*EXCERPT PROVIDED*:

┌──

Maturities and Capacity
The Company’s outstanding debt as of December 31, 2020 matures as follows (in millions):
| | | | | | | | | | | | | | | | | |
| Non-recourse Vacation Ownership Debt | | Debt | | Total |
Within 1 year | $ | 369 | | | $ | 256 | |
| $ | 625 | |
Between 1 and 2 years | 341 | | | 656 | | | 997 | |
Between 2 and 3 years | 223 | | | 954 | | | 1,177 | |
Between 3 and 4 years | 224 | | | 301 | | | 525 | |
Between 4 and 5 years | 241 | | | 622 | | | 863 | |
Thereafter | 836 | | | 1,395 | | | 2,231 | |
| $ | 2,234 | | | $ | 4,184 | | | $ | 6,418 | |
Required principal payments on the non-recourse vacation ownership debt are based on the contractual repayment terms of the underlying VOCRs. Actual maturities may differ as a result of prepayments by the VOCR obligors.
As of December 31, 2020, the available capacity under the Company’s borrowing arrangements was as follows (in millions):
| | | | | | | | | | | |
| Non-recourse Conduit Facilities (a) | | Revolving Credit Facilities (b) |
Total capacity | $ | 1,031 | | | $ | 1,000 | |
Less: Outstanding borrowings | 341 | | | 547 | |
Less: Letters of credit | — | | | 96 | |
Available capacity | $ | 690 | | | $ | 357 | |
(a)Consists of the Company’s USD bank conduit facility and AUD/NZD bank conduit facility. The capacity of these facilities is subject to the Company’s ability to provide additional assets to collateralize additional non-recourse borrowings.
(b)Consists of the Company’s $1.0 billion secured revolving credit facility.
Non-recourse Vacation Ownership Debt
As discussed in Note 17—Variable Interest Entities, the Company issues debt through the securitization of VOCRs.
Sierra Timeshare 2020-1 Receivables Funding, LLC. On April 29, 2020, the Company closed on a private securitization financing, issued by Sierra Timeshare 2020-1 Receivables Fundings LLC, with an initial principal amount of $325 million, which are secured by VOCRs and bearing a floating interest rate of 3.50% as of December 31, 2020. The advance rate for this transaction was 85%. As of December 31, 2020, the Company had $222 million of outstanding borrowings under these term notes, net of debt issuance costs.
Sierra Timeshare 2020-2 Receivables Funding LLC. On August 13, 2020, the Company closed on a placement of a series of term notes payable, issued by Sierra Timeshare 2020-2 Receivables Funding LLC, with an initial principal amount of $575 million, which are secured by VOCRs and bear interest at a weighted average coupon rate of 2.81%. The advance rate for this transaction was 90%. As of December 31, 2020, the Company had $479 million of outstanding borrowings under these term notes, net of debt issuance costs.
Term Notes. In addition to the 2020 term notes described above, as of December 31, 2020, the Company had $1.19 billion of outstanding non-recourse borrowings, net of debt issuance costs, under term notes entered into prior to December 31, 2019. The Company’s non-recourse term notes include fixed and floating rate term notes for which the weighted average interest rate was 4.5%, 4.5%, and 4.1% during 2020, 2019, and 2018.

└──

*GIVEN RECORDS*:

┌──

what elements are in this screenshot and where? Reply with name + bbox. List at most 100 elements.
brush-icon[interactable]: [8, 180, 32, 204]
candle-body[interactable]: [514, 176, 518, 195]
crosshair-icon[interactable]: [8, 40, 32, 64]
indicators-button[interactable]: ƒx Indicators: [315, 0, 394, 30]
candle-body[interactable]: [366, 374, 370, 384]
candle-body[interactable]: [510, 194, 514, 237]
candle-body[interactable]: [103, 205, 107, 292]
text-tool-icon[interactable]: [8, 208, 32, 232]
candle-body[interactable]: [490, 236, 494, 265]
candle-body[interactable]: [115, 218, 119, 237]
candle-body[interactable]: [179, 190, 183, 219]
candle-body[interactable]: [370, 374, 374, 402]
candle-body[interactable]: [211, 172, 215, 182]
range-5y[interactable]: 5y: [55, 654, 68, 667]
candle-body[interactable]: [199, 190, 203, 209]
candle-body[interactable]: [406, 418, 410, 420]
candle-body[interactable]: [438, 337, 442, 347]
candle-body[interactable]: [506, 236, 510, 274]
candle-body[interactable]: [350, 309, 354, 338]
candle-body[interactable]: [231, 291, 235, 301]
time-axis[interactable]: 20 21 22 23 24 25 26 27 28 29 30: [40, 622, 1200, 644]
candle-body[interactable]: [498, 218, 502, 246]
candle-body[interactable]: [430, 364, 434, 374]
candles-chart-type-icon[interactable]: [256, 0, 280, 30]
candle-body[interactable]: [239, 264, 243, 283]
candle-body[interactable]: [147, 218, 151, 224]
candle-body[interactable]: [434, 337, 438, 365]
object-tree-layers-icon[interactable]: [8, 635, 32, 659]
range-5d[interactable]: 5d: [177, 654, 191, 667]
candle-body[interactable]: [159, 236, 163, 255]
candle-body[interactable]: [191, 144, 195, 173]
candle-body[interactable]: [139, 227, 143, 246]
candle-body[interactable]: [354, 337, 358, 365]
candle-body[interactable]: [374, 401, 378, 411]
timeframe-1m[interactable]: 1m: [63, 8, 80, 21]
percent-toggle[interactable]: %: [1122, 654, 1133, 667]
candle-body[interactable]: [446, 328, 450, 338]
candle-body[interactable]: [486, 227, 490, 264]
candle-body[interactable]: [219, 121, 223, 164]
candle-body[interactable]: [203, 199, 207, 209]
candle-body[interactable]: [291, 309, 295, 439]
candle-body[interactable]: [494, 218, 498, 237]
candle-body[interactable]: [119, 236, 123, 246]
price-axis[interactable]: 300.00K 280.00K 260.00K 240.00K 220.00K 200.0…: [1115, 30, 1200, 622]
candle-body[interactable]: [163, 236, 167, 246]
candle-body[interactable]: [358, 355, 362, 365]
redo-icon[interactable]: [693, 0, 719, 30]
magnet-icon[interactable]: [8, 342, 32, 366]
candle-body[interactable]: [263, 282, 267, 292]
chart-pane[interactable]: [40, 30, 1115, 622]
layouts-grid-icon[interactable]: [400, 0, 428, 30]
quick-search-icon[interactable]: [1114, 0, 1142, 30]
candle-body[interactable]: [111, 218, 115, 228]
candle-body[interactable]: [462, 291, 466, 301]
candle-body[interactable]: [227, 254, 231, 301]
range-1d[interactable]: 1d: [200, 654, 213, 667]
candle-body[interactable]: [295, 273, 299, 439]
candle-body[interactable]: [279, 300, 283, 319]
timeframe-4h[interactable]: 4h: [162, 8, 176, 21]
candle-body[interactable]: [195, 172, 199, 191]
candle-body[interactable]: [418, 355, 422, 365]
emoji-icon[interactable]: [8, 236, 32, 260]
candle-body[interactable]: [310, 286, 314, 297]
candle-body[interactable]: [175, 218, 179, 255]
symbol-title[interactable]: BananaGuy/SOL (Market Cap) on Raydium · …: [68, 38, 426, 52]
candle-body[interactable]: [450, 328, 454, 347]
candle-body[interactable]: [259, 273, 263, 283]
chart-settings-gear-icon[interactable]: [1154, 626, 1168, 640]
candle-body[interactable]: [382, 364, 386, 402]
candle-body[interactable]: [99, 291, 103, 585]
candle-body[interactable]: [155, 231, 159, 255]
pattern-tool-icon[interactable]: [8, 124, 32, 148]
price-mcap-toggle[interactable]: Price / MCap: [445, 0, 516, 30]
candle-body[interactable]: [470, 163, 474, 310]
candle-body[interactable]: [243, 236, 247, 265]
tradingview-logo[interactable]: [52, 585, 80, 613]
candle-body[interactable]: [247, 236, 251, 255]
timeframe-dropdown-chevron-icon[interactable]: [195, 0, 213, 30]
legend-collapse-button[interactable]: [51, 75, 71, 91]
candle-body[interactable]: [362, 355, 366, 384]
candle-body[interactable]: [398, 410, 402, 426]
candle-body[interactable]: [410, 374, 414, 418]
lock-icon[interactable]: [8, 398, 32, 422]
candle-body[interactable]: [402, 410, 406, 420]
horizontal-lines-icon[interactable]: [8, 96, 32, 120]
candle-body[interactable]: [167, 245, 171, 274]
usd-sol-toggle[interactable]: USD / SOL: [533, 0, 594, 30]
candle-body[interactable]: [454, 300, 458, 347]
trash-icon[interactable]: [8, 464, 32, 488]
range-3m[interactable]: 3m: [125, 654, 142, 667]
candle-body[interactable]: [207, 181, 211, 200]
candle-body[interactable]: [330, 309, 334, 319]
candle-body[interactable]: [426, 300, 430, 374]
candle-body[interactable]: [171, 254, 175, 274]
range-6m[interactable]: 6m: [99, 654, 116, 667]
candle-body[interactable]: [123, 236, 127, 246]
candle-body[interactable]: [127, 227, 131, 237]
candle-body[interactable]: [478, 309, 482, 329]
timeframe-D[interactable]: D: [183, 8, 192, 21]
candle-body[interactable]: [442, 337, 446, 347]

└──

*WORK ORDER A*: In the debt excerpt, set down everything from "As of December 31, 2020, the available" down to "securitization of VOCRs.".
*WORK ORDER B*: According to the debt excerpt, what was the advance rate for the Sierra Timeshare 2020-2 Receivables Funding LLC transaction?

*WRITTEN SOLUTION A*:
As of December 31, 2020, the available capacity under the Company’s borrowing arrangements was as follows (in millions):
| | | | | | | | | | | |
| Non-recourse Conduit Facilities (a) | | Revolving Credit Facilities (b) |
Total capacity | $ | 1,031 | | | $ | 1,000 | |
Less: Outstanding borrowings | 341 | | | 547 | |
Less: Letters of credit | — | | | 96 | |
Available capacity | $ | 690 | | | $ | 357 | |
(a)Consists of the Company’s USD bank conduit facility and AUD/NZD bank conduit facility. The capacity of these facilities is subject to the Company’s ability to provide additional assets to collateralize additional non-recourse borrowings.
(b)Consists of the Company’s $1.0 billion secured revolving credit facility.
Non-recourse Vacation Ownership Debt
As discussed in Note 17—Variable Interest Entities, the Company issues debt through the securitization of VOCRs.

*WRITTEN SOLUTION B*: 90%